■ Список заданий
1/ Определите, согласуется ли с рассказом о Грише Р-не каждое из утверждений: (a) Гриша подрабатывал кочегаром и дворником; (b) Далай-ламе не дали помолиться у Стены; (c) после публикации письма рассказчик позвонил Грише. На каждое ответьте «да» или «нет» и приведите точной цитатой слова рассказа, которые это решают.
2/ Продолжите рассказ о Грише Р-не, начав сразу после его последнего предложения.

====== Текст документа

Домой

Самиздат

Индекс

Вперед

Назад

 

 

 

К вопросу о внеконфессиональной толерантности

 

Был у меня такой знакомый - Гриша Р-н. Он был первым учителем религиозного возрождения иудейской общины СССР в приснопамятную брежневскую эпоху. Будучи профессором физ.-мат. наук, автором массы работ в этой области, лауреатом каких-то там специфических премий, он ушел из этой области и всецело посвятил себя Учению. Подрабатывал, как тогда было модно, кочегаром и дворником. Первая книга по правилам соблюдения заповедей Моисеева Закона, которую я прочел в жизни, была его книгой - её издали на Западе. У Гриши была масса проблем с властями, милицией и органами безопасности, его безостановочно таскали на допросы. Он был мужественный, яркий, необычайно интересный человек, а жена его - настоящая мученица. Потом он сумел уехать, и уже здесь получил статус профессора тех же физ.-мат. наук - только уже при Иерусалимском университете. Я приходил к нему, мы выпивали, закусывали и вспоминали о прошлой жизни. Как-то в страну приехал Далай-лама. В печати появилось письмо, подписанное группкой бывших отказников, в основном ортодоксальной религиозной направленности, хасидов и нет, в котором авторы призывали власти не пускать его на Святую землю, и уж во всяком случае - не дать молиться у Стены, как тот того желал. Тибетский изгнанник всё же пришёл и помолился, - я писал здесь как-то об этом, - и никто ему не мешал. Но письмо - было, и среди подписавших его я увидел знакомую фамилию. Для Гриши Далай-лама был не мыслителем, а всего лишь главой языческой секты.

Я не стал звонить по знакомому телефону. Через несколько дней после опубликования в прессе письма Гриша без предупреждения пришёл ко мне сам. Он принёс с собой литр водки "Тум-балалайка" и поллитра рижского бальзама, а закуску по-хабадски - соленые огурцы с мятой картошкой - сообразила моя жена. Гриша не ел в моём доме мяса и не пользовался посудой, которой мы пользуемся - для него, раввина и физико-математического профессора, наше мясо и наша посуда были недостаточно кашерны, хотя я сам являюсь членом общины и к тому времени уже два года как работал преподавателем в йешиве - раввинском училище любавичских хасидов.

============
====== Исходные материалы

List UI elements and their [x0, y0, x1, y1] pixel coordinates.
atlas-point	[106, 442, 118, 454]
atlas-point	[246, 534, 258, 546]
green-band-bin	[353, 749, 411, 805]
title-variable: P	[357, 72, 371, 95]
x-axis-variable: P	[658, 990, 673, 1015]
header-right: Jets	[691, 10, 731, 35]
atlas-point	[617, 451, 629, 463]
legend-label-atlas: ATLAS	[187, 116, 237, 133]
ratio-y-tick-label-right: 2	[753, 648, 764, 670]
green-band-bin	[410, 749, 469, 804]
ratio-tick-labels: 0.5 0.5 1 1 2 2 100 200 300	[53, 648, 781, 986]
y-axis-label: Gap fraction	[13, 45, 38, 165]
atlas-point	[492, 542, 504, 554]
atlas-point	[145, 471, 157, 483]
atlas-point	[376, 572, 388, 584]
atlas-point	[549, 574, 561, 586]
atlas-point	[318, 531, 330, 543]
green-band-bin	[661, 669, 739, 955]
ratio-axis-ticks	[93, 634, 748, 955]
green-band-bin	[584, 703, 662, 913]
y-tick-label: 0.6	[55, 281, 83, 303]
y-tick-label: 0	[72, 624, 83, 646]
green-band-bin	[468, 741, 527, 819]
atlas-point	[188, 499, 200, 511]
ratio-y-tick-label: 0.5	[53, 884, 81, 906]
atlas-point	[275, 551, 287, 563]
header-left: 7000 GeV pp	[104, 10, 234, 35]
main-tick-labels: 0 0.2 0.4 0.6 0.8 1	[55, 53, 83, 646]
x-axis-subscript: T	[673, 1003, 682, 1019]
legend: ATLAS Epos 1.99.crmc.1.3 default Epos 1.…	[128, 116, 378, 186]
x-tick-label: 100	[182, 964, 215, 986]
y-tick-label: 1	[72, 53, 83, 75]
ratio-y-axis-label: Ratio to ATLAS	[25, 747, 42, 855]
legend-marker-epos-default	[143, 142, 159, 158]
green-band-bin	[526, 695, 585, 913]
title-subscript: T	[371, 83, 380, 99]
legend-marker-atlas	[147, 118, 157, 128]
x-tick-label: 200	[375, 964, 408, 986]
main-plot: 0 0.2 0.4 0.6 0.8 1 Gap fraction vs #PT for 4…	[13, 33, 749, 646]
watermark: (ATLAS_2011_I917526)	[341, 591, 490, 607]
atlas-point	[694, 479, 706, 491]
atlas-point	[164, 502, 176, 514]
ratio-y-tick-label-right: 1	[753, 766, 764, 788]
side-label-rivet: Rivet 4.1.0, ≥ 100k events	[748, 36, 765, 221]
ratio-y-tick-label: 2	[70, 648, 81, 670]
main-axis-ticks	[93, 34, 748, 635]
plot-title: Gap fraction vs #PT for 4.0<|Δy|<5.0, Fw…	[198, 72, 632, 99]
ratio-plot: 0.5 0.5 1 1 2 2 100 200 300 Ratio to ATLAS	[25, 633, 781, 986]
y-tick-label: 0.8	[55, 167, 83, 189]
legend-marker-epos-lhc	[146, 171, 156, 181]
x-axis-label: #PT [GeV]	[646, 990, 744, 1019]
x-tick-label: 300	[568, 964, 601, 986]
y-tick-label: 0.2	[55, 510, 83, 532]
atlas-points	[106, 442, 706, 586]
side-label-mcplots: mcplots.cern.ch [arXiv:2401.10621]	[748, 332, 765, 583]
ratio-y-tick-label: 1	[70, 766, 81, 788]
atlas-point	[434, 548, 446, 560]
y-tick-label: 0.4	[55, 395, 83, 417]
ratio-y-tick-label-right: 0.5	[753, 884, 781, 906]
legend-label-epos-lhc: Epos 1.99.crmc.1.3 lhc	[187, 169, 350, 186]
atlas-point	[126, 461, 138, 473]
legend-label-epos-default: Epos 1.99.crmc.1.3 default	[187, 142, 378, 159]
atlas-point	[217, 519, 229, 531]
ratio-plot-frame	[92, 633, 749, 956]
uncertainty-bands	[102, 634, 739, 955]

============

■ Результаты выполнения
1/
(a) Да: «Подрабатывал, как тогда было модно, кочегаром и дворником».
(b) Нет: «Тибетский изгнанник всё же пришёл и помолился, - я писал здесь как-то об этом, - и никто ему не мешал».
(c) Нет: «Я не стал звонить по знакомому телефону».

2/
Мы выпили и закусили. Гриша умел пить водку, не пьянея, чем весьма выгодно отличался от меня. Он пил Тум-балалайку, запивая её рижским бальзамом - и был весел. Скосив глаз на репродукцию картины Ренуара несколько вольного содержания, он пробормотал что-то о мерзости языческой, от которой в Святой земле порядочным людям нет ни отдыха, ни покоя.
Я вспомнил Далай-ламу, его поход к Стене, то, как стоял с ним рядом и разговаривал. Бес сикеры выдавил из меня то, что я обычно не решаюсь произнести насухую.
-Зачем ты подписал письмо?
Он отреагировал мгновенно - возможно, всё время думал об этом.
-А что, майн тайерер, - не нужно было? Язычник остается язычником, несмотря на все субъективные достоинства его как личности. Точка. А почему ты спрашиваешь?
-Я был там, - сказал я.
-Где? - не понял он.
-Я был там, - чуть громче и как-то нараспев повторил я. - Он стоял рядом со мной у Котеля Маарави и молился. Я говорил с ним. Он...

Нигде - ни на допросах у Галины Борисовны, ни в советской армейской казарме, ни на границе с Ливаном при обстрелах "Катюш" прямой наводкой - я не видел, чтобы у человека ТАК изменилось лицо - мгновенно и бесповоротно.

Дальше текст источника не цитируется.